Exercise passage START

A first assessment of Fraxinus excelsior (common ash) susceptibility to Hymenoscyphus fraxineus (ash dieback) throughout the British Isles

Ash dieback (ADB), caused by Hymenoscyphus fraxineus, has severely damaged a large proportion of ash trees (Fraxinus excelsior) in continental Europe. We have little damage data for the British Isles where the disease was found only five years ago in the Southeast, and is still spreading. A large-scale screening trial to evaluate ADB damage to provenances of F. excelsior sourced from throughout the British Isles was planted in 2013 in the southeast of England. In 2016, we scored trees by their level of ADB damage observed in field at the two worst affected (based on assessments in 2015) of the 14 sites. Significant differences were found in average ADB damage among planting sites and seed source provenances. Trees from certain provenances in Scotland were the least damaged by ADB, whereas trees from Wales and Southeast England were the most badly damaged in both trial sites. Thus the levels of ADB damage currently seen in ash populations in Southeast England may not be an accurate predictor of the damage expected in future throughout the British Isles. Given all provenances contained some healthy trees, a breeding programme to produce genetically variable native ash tree populations with lower ADB susceptibility may be feasible.

Exercise passage END
Given entries START

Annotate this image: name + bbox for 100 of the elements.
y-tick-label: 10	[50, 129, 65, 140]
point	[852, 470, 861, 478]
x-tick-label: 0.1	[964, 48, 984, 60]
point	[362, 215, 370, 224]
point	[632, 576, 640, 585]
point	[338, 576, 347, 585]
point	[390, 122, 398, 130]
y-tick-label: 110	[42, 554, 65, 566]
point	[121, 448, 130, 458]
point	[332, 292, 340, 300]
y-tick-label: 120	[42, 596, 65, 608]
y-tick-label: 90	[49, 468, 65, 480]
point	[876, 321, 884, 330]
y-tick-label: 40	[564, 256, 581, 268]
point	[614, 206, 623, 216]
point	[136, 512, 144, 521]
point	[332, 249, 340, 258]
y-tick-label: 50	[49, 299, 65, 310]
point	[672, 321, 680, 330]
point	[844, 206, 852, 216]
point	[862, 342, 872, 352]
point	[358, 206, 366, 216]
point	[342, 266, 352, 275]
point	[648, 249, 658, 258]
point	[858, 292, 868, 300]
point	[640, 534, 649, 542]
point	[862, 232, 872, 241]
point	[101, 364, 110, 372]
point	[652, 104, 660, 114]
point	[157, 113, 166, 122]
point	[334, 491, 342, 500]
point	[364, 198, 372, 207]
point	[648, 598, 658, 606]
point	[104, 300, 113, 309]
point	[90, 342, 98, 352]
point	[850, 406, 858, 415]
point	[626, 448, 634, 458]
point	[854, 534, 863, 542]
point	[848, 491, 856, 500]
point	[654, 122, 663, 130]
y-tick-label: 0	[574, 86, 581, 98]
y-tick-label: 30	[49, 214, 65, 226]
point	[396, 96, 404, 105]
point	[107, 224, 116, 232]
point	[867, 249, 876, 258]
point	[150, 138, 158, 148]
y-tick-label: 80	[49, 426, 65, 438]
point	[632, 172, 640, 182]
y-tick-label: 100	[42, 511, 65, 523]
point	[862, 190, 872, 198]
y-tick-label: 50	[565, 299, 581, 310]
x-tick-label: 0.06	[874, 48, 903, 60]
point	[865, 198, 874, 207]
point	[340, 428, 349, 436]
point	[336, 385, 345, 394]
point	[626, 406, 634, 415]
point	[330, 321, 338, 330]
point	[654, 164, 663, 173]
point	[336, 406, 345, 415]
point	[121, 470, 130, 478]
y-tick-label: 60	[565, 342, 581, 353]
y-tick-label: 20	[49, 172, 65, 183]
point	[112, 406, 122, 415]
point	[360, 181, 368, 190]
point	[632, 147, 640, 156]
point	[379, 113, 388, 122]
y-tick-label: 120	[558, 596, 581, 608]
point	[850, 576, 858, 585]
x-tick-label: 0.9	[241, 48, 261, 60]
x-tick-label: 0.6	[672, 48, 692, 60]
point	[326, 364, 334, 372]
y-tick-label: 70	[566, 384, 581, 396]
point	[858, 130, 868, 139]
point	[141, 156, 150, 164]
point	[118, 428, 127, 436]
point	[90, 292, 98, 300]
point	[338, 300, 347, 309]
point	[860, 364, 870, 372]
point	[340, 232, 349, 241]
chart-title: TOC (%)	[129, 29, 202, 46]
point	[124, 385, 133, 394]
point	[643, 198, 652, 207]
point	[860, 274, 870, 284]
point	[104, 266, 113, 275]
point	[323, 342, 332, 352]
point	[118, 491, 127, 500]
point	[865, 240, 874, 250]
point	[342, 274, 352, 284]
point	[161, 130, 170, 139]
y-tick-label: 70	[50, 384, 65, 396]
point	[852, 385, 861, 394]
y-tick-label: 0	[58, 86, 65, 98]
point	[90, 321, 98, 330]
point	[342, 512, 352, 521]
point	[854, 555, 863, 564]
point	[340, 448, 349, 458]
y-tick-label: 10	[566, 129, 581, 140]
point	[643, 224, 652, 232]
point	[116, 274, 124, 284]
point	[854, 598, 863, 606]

Given entries END

Exercise requirements
a) According to the ash dieback abstract, in what year was the large-scale screening trial planted?
b) Decide whether each statement agrees with the ash dieback abstract, and quote the deciding words for each: (i) Trees from certain Scottish provenances were among the most badly damaged. (ii) The screening trial was spread over 14 sites. (iii) Some provenances contained no healthy trees at all.
c) Carry on the ash dieback abstract, beginning after its final sentence.

Exercise responses
a) 2013

b)
(i) No: "Trees from certain provenances in Scotland were the least damaged by ADB"
(ii) Yes: "the two worst affected (based on assessments in 2015) of the 14 sites"
(iii) No: "Given all provenances contained some healthy trees"

c)
NOXious gases and the unpredictability of emerging plant pathogens under climate change

Emerging pathogens of crops threaten food security and are increasingly problematic due to intensive agriculture and high volumes of trade and transport in plants and plant products. The ability to predict pathogen risk to agricultural regions would therefore be valuable. However, predictions are complicated by multi-faceted relationships between crops, their pathogens, and climate change. Climate change is related to industrialization, which has brought not only a rise in greenhouse gas emissions but also an increase in other atmospheric pollutants. Here, we consider the implications of rising levels of reactive nitrogen gases and their manifold interactions with crops and crop diseases.

Emerging Fungal Threats to Plants and Animals Challenge Agriculture and Ecosystem Resilience

While fungi can make positive contributions to ecosystems and agro-ecosystems, for example, in mycorrhizal associations, they can also have devastating impacts as pathogens of plants and animals. In undisturbed ecosystems, most such negative interactions will be limited through the coevolution of fungi with their hosts. In this article, we explore what happens when pathogenic fungi spread beyond their natural ecological range and become invasive on naïve hosts in new ecosystems. We will see that such invasive pathogens have been problematic to humans and their domesticated plant and animal species throughout history, and we will discuss some of the most pressing fungal threats of today.